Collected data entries

┏━━

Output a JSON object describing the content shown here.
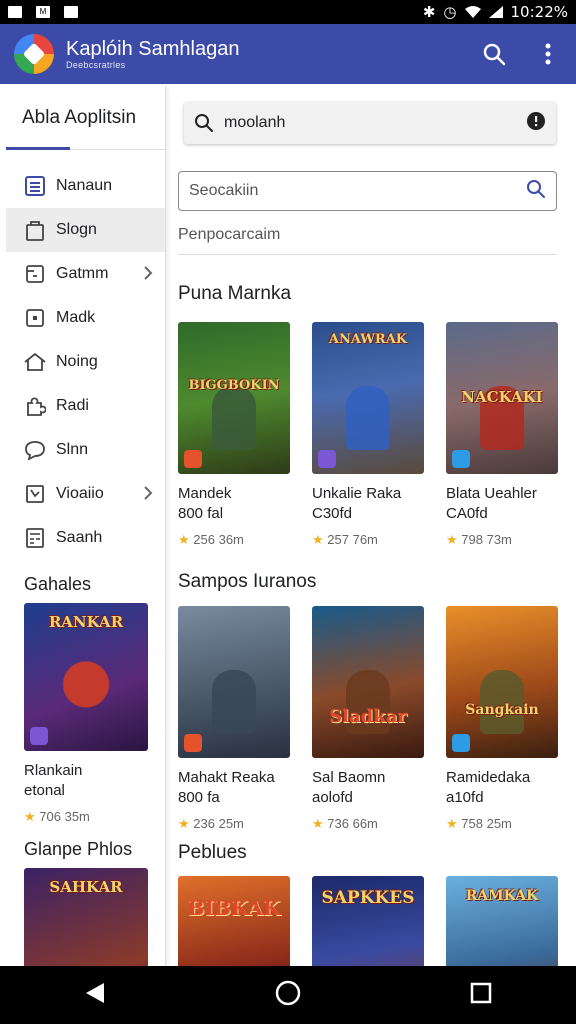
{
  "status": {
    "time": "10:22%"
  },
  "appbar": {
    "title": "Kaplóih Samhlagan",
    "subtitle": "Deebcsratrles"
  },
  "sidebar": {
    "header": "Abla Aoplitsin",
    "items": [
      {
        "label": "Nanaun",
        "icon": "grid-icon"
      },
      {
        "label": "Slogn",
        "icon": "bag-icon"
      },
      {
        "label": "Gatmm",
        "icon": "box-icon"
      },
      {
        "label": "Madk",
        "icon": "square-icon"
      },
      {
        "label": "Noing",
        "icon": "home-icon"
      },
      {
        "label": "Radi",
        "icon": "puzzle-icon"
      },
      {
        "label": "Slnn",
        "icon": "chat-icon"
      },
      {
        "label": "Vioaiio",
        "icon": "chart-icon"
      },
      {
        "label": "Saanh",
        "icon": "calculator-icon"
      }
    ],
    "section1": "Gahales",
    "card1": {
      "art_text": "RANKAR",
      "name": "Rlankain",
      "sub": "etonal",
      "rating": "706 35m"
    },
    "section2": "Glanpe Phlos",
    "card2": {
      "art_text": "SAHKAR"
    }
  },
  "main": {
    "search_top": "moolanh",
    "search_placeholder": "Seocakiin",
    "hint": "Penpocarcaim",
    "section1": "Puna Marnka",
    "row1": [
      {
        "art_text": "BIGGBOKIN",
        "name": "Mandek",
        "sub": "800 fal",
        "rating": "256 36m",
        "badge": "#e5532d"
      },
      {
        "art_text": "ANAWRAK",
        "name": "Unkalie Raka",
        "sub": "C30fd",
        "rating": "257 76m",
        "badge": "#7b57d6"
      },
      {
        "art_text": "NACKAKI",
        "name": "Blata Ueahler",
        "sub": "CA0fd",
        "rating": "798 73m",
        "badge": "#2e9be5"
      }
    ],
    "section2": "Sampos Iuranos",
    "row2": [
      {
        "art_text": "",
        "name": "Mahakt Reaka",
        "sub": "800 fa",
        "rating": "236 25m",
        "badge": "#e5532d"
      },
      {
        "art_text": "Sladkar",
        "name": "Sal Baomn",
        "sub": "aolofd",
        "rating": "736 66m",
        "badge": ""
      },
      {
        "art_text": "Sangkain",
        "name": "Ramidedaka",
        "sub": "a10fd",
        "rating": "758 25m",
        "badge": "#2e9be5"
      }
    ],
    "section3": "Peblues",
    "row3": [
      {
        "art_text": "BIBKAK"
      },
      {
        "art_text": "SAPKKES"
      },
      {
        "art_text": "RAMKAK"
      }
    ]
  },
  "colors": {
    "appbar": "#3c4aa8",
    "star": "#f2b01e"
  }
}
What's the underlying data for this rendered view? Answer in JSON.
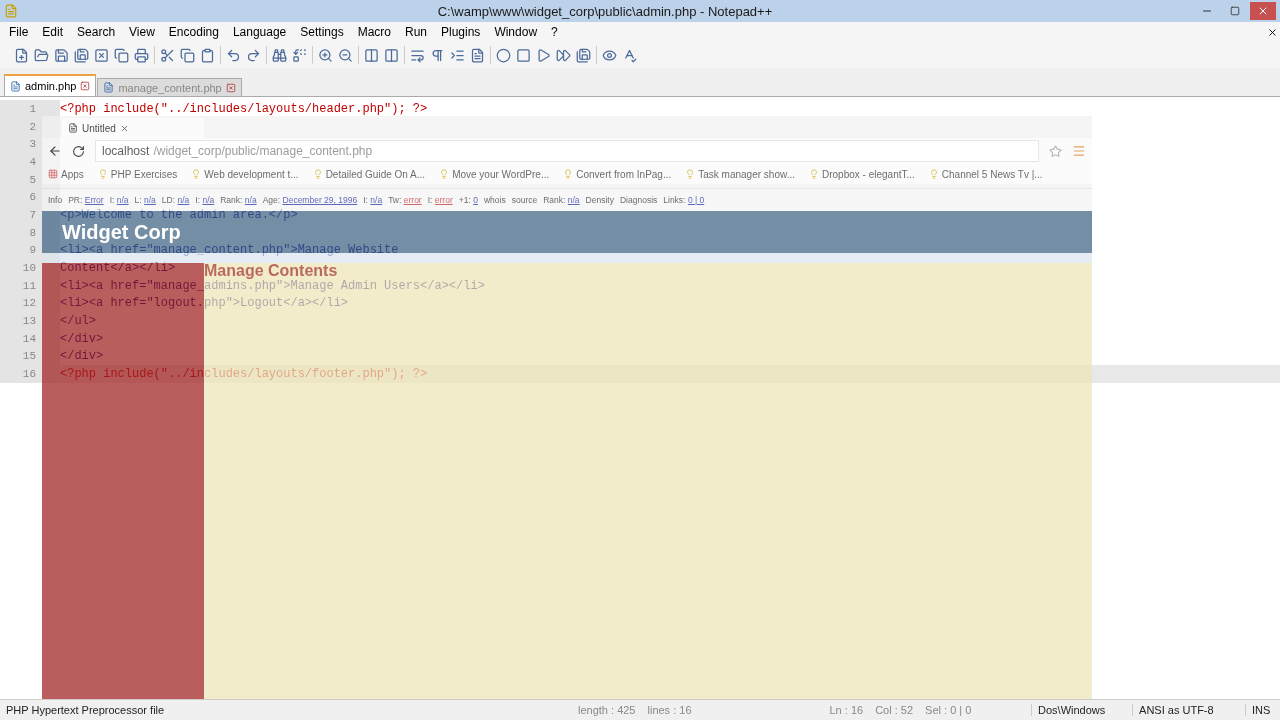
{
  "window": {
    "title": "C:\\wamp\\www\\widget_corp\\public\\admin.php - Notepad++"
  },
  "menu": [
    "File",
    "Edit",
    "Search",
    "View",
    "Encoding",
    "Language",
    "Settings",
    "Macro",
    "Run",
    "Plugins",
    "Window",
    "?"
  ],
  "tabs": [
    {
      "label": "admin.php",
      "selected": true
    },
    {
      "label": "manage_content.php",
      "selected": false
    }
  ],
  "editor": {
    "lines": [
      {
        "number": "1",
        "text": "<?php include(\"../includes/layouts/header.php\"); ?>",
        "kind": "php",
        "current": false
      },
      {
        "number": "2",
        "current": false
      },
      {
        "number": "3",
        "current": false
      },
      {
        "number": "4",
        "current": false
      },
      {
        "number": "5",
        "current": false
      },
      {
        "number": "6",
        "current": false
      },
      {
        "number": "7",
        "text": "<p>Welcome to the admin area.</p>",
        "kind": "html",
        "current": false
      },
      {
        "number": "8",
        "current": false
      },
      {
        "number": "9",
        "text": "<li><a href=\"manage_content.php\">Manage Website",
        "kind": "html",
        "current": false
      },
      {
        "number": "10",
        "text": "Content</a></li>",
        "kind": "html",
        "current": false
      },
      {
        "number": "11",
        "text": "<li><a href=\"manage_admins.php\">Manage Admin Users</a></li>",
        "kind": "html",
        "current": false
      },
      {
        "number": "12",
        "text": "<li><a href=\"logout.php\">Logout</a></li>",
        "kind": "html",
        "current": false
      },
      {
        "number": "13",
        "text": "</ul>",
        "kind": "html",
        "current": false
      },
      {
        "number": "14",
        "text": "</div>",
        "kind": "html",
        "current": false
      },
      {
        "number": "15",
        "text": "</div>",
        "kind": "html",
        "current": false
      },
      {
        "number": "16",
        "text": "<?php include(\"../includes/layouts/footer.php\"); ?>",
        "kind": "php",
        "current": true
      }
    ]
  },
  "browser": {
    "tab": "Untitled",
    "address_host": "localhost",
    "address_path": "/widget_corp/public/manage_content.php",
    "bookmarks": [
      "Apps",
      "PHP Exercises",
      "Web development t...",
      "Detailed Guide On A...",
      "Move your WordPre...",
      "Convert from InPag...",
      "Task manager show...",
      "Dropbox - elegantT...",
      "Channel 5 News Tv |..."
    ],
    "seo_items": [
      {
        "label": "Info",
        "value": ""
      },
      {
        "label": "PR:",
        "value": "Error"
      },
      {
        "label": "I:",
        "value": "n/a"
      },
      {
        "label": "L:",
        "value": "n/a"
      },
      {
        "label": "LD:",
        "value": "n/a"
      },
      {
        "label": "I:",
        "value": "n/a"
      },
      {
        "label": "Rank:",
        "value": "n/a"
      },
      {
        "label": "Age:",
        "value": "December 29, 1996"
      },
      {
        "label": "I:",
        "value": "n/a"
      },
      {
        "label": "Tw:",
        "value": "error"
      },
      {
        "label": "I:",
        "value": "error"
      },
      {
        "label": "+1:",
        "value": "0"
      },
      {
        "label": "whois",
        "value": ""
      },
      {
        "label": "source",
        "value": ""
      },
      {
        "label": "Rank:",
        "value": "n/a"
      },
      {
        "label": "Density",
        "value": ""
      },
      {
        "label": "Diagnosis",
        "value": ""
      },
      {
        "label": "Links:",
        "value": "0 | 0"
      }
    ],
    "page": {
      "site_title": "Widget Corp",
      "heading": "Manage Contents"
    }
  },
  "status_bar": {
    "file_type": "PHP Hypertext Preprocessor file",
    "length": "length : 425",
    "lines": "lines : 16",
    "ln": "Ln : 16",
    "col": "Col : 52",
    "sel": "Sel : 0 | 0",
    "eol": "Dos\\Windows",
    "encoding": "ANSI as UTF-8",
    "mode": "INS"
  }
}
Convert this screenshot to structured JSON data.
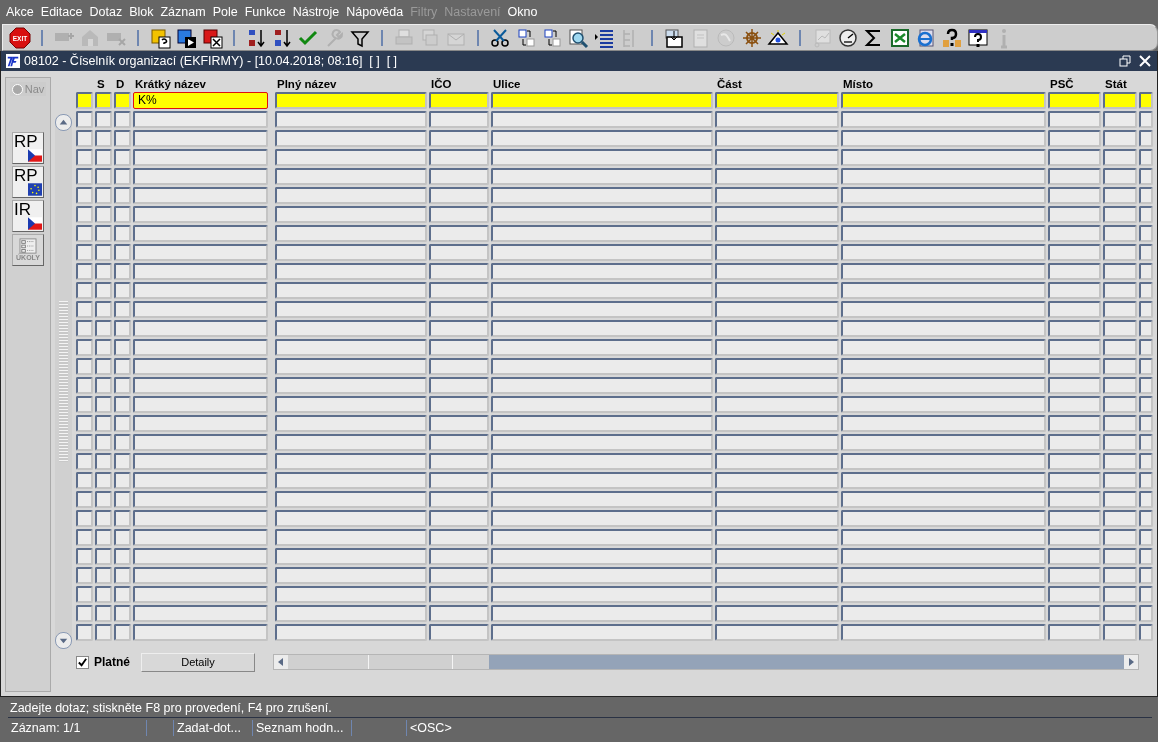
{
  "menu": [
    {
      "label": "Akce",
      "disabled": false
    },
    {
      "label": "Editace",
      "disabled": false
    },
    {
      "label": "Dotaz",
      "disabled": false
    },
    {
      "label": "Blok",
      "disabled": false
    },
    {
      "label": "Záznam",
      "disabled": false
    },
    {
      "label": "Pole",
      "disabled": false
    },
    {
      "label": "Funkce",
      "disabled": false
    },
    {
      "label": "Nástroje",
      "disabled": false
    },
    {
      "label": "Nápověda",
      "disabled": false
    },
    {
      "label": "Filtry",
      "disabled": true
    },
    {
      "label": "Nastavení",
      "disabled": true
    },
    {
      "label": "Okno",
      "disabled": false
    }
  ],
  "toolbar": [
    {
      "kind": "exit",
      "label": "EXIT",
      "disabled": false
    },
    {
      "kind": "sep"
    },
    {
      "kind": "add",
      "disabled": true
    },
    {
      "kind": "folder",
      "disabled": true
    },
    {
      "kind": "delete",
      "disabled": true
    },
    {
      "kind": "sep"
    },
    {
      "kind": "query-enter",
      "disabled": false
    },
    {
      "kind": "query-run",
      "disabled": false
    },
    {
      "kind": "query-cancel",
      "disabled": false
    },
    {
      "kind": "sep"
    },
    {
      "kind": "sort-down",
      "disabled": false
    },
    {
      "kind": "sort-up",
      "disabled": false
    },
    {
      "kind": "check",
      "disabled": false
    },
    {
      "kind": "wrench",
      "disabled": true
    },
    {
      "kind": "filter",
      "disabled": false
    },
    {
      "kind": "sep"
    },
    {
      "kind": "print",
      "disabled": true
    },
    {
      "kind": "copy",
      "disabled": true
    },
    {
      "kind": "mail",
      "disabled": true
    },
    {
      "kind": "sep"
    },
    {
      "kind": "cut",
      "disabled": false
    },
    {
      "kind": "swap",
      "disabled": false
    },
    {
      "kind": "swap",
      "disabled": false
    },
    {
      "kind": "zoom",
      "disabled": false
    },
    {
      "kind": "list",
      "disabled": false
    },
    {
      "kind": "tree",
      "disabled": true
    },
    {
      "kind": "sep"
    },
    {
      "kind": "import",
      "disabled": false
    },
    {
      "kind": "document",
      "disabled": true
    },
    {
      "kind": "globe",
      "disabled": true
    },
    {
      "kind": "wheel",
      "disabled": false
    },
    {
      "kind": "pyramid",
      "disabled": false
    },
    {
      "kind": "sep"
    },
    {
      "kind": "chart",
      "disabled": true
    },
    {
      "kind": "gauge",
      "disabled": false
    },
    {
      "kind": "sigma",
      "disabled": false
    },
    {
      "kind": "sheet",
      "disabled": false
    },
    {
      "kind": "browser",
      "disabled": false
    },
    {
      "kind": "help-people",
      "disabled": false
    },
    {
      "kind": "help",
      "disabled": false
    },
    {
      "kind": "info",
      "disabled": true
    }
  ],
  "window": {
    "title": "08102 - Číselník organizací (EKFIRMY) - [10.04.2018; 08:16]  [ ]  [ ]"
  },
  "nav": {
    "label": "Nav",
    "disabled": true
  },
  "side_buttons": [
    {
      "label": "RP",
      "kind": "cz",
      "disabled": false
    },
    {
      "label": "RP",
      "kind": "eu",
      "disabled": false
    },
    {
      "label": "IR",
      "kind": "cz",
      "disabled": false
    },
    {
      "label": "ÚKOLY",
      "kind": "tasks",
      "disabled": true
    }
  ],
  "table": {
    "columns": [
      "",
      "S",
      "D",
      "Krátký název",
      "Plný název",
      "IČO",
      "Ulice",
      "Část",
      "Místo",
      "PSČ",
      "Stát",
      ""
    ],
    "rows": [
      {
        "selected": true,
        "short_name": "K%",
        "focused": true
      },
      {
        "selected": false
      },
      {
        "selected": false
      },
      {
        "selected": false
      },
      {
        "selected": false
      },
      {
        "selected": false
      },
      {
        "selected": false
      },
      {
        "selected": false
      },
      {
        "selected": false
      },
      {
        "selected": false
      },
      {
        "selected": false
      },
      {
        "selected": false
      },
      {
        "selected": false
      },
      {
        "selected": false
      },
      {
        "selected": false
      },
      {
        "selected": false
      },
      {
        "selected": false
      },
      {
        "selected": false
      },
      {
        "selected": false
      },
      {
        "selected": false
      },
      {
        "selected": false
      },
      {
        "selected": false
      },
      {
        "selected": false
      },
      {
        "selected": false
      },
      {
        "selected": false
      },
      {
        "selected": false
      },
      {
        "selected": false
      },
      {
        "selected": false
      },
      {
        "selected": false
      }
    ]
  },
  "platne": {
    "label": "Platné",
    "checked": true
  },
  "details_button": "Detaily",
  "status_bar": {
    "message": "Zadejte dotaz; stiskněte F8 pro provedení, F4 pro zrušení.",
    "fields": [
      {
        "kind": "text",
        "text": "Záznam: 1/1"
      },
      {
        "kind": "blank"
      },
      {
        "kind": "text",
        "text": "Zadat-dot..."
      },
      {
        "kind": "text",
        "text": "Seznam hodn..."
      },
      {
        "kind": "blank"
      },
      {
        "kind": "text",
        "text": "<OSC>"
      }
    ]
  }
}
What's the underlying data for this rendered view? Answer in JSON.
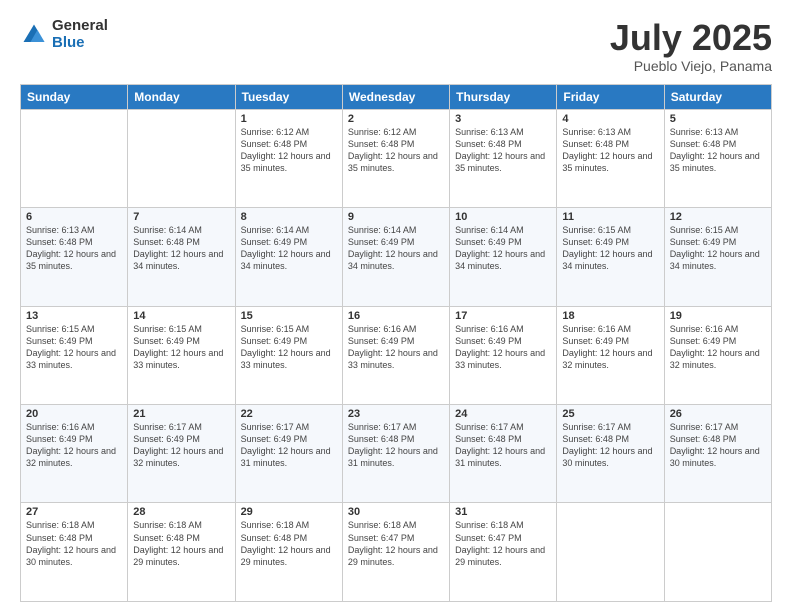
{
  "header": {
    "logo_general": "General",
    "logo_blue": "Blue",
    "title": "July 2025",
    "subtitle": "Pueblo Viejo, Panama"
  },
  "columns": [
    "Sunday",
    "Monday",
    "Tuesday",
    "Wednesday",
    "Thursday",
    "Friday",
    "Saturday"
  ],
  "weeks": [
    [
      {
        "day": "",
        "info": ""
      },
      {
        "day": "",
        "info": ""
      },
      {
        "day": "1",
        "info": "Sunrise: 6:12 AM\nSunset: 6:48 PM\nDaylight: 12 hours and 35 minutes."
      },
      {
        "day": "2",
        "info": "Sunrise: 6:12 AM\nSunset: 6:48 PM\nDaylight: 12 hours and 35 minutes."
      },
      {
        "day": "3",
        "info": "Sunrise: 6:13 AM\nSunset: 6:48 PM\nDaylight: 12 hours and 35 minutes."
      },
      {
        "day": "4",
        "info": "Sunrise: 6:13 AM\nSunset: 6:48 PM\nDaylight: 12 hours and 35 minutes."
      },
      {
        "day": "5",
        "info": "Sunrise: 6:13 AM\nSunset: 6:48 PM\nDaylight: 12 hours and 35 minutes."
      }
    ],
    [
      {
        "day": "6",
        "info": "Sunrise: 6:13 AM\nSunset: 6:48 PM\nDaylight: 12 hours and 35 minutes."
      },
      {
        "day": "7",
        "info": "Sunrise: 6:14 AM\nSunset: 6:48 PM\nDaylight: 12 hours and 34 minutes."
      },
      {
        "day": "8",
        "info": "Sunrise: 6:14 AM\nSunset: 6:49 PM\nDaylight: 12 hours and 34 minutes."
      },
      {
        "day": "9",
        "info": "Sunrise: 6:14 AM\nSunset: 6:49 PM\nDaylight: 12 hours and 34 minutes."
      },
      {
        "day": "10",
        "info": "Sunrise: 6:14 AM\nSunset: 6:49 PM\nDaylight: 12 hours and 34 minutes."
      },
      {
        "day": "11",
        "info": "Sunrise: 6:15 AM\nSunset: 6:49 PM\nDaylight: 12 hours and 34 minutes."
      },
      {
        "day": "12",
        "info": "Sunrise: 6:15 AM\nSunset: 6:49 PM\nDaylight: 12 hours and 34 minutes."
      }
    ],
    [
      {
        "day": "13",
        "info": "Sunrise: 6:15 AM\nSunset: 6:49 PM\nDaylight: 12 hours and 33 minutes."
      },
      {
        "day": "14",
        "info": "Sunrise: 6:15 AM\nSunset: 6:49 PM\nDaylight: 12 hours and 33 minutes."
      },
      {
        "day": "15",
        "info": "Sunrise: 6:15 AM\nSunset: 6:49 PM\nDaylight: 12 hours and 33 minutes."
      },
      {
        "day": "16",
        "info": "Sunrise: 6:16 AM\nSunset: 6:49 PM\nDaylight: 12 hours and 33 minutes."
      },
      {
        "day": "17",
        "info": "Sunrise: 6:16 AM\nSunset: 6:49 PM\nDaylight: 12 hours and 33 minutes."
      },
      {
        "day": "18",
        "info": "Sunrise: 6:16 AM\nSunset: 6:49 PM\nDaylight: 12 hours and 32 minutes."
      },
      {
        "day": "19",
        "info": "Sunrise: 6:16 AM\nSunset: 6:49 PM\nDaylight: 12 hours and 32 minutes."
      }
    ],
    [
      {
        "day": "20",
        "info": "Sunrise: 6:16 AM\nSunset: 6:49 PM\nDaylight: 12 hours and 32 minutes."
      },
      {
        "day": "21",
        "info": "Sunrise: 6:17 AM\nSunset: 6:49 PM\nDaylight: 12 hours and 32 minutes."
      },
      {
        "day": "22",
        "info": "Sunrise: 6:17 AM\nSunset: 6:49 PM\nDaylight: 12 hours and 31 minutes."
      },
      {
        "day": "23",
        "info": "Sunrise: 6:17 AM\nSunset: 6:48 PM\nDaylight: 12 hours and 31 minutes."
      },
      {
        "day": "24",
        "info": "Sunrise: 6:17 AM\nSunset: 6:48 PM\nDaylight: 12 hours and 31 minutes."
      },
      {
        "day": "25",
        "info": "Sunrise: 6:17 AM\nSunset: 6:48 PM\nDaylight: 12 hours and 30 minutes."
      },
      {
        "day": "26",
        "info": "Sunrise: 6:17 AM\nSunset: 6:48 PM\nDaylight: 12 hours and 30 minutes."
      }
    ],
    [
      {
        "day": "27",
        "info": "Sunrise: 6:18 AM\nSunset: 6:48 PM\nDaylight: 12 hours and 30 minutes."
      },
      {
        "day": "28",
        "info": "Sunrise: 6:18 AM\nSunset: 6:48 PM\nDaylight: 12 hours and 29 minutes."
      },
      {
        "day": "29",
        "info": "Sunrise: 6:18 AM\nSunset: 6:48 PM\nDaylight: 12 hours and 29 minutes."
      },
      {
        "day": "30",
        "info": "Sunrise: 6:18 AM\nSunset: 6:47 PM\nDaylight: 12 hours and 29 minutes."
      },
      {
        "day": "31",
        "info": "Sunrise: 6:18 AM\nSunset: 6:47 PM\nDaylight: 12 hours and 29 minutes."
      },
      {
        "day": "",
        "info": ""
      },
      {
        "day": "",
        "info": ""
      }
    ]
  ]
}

┗━━

Give only the number of lines in the entries that contain "include".

2